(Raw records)

--

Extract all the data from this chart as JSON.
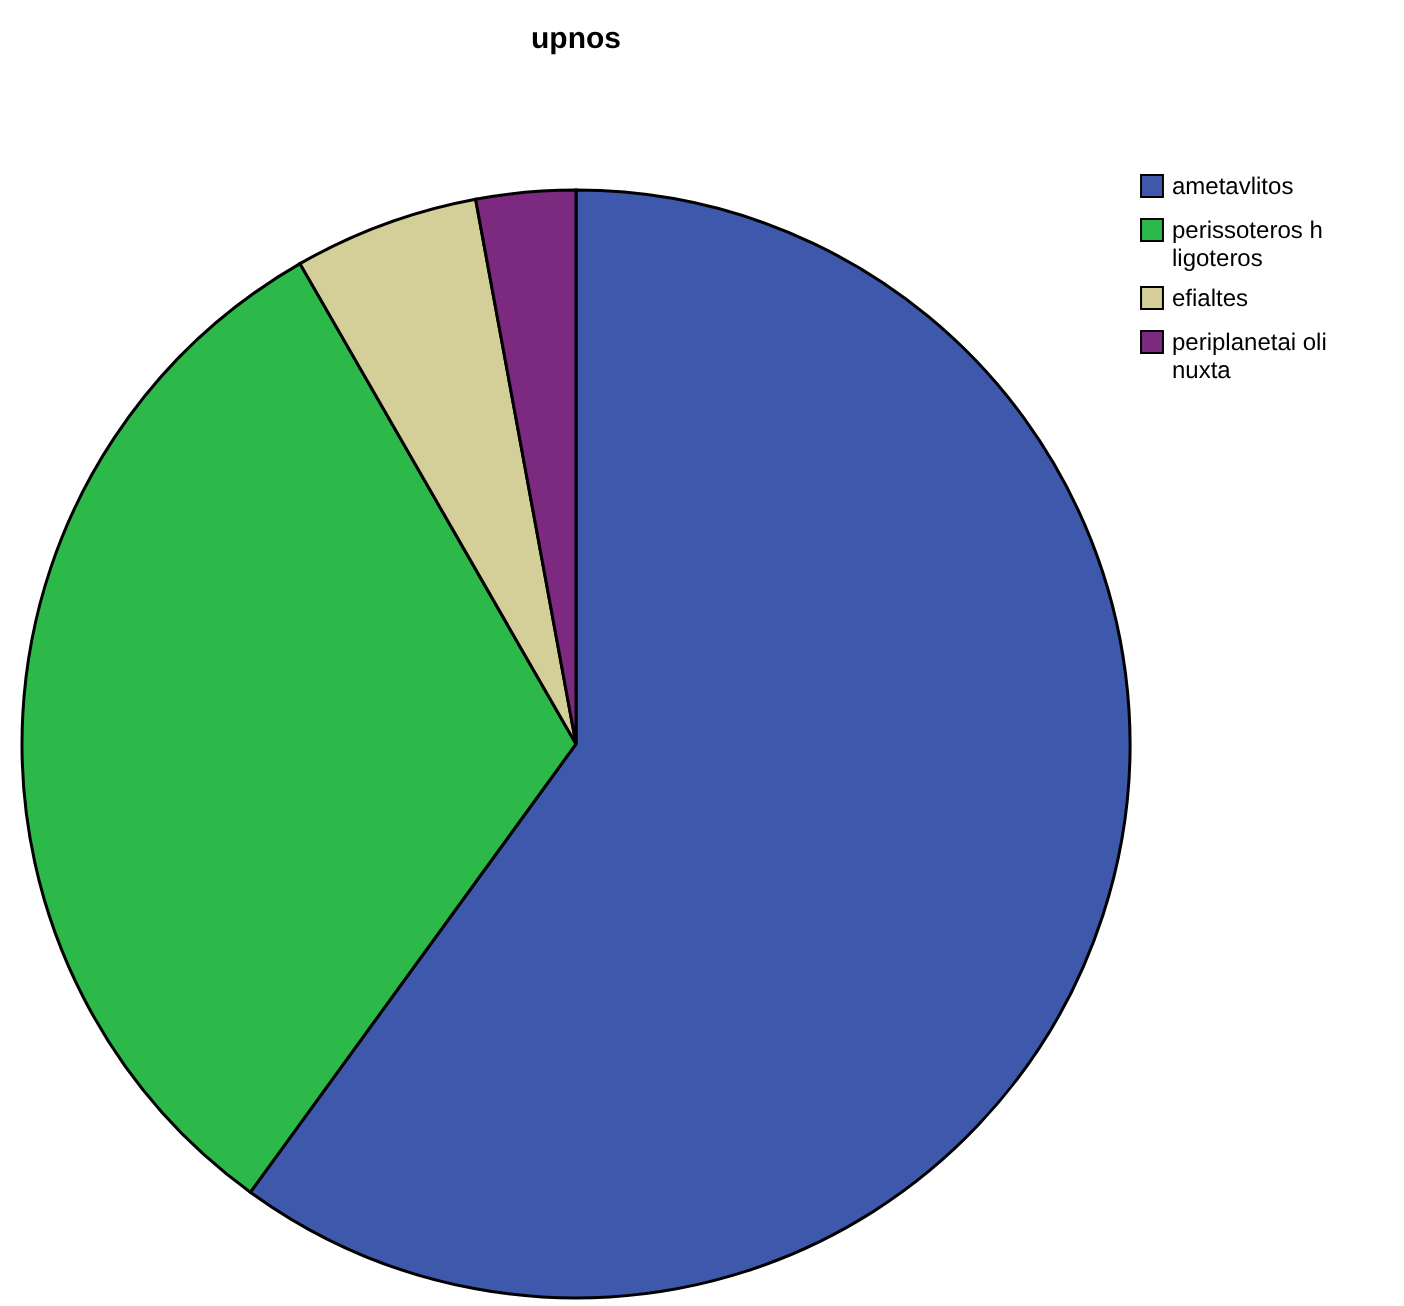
{
  "chart_data": {
    "type": "pie",
    "title": "upnos",
    "categories": [
      "ametavlitos",
      "perissoteros h ligoteros",
      "efialtes",
      "periplanetai oli nuxta"
    ],
    "values": [
      60,
      31.7,
      5.4,
      2.9
    ],
    "colors": [
      "#3e58ac",
      "#2db84a",
      "#d4cf98",
      "#7b2a7f"
    ],
    "legend": "top right"
  }
}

--

Copy each line in full and exactly, omitting any picture.

Extract all the data from this chart as JSON.
{
  "chart_data": {
    "type": "pie",
    "title": "upnos",
    "categories": [
      "ametavlitos",
      "perissoteros h ligoteros",
      "efialtes",
      "periplanetai oli nuxta"
    ],
    "values": [
      60,
      31.7,
      5.4,
      2.9
    ],
    "colors": [
      "#3e58ac",
      "#2db84a",
      "#d4cf98",
      "#7b2a7f"
    ],
    "legend": "top right"
  }
}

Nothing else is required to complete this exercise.